# What the task requires
Every line with the word "aliâs" in it should be extracted from the data that follows.

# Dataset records

+ + + + +

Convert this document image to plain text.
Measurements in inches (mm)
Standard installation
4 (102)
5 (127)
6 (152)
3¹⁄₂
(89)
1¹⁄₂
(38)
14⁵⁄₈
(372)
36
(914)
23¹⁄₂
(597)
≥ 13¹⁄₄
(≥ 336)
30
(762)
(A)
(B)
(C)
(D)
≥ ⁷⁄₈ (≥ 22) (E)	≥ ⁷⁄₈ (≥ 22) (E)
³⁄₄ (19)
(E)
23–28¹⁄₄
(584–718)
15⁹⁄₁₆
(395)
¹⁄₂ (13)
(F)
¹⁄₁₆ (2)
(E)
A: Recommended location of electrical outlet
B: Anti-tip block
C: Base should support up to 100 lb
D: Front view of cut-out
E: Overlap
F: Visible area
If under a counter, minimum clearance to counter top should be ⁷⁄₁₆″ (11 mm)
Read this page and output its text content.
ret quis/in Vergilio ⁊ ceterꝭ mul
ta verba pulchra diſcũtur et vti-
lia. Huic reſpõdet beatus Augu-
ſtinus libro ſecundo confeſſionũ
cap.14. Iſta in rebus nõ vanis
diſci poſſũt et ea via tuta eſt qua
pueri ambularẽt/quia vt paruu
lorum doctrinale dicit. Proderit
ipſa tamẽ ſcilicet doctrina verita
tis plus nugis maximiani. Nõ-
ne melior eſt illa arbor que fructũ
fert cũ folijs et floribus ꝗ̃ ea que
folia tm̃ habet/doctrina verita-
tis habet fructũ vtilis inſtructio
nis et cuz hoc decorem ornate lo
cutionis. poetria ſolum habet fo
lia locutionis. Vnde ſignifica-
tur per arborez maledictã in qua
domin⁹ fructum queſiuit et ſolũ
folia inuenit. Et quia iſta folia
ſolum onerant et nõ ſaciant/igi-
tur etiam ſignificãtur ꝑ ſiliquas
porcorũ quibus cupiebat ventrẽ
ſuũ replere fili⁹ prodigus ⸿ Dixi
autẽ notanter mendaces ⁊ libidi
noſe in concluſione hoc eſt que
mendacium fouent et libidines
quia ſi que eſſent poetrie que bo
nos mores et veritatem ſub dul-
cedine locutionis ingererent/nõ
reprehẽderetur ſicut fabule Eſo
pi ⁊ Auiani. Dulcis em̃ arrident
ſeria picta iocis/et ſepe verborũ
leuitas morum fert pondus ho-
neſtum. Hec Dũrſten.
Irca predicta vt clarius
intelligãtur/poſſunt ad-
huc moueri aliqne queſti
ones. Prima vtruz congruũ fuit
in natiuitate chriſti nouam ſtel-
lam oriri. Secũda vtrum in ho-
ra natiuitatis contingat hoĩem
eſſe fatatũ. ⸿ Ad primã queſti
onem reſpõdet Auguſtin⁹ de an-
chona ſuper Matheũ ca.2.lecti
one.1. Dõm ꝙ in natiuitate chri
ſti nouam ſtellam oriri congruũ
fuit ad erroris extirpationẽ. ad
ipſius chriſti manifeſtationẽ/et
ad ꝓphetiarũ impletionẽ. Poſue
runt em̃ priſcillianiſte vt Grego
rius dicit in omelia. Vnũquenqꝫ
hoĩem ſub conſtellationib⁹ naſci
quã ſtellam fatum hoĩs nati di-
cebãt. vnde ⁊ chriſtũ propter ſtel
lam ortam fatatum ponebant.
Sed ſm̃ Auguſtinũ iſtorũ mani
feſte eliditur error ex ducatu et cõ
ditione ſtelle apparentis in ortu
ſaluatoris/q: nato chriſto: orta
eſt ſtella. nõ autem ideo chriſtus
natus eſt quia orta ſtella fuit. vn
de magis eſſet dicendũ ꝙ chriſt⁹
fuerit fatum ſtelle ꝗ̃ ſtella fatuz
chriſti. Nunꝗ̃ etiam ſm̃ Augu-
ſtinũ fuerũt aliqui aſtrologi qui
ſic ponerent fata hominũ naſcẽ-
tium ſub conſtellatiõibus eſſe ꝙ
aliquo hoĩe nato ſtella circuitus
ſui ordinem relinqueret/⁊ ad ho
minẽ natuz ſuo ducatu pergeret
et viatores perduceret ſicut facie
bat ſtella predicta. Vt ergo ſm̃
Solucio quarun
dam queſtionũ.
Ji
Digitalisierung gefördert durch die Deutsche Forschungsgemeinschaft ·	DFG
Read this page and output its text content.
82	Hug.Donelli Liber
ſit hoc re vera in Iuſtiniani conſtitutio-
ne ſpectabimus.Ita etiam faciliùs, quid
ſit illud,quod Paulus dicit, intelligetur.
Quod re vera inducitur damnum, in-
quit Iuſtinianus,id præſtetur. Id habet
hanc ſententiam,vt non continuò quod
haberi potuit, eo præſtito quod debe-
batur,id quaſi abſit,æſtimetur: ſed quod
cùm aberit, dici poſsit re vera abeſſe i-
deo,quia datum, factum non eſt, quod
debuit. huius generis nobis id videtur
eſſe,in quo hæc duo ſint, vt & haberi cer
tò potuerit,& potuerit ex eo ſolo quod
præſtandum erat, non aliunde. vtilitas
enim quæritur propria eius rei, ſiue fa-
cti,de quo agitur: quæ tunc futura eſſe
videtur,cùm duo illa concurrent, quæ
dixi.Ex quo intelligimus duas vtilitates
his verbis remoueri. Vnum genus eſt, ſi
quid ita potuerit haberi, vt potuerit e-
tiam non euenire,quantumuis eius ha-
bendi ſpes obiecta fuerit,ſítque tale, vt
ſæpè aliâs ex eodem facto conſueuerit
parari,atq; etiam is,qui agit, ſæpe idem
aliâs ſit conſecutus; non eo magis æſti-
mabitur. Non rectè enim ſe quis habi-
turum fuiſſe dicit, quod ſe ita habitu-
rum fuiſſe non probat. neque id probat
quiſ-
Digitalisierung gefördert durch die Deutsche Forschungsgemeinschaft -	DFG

+ + + + +

# Answer to this task
ſæpè aliâs ex eodem facto conſueuerit
aliâs ſit conſecutus; non eo magis æſti-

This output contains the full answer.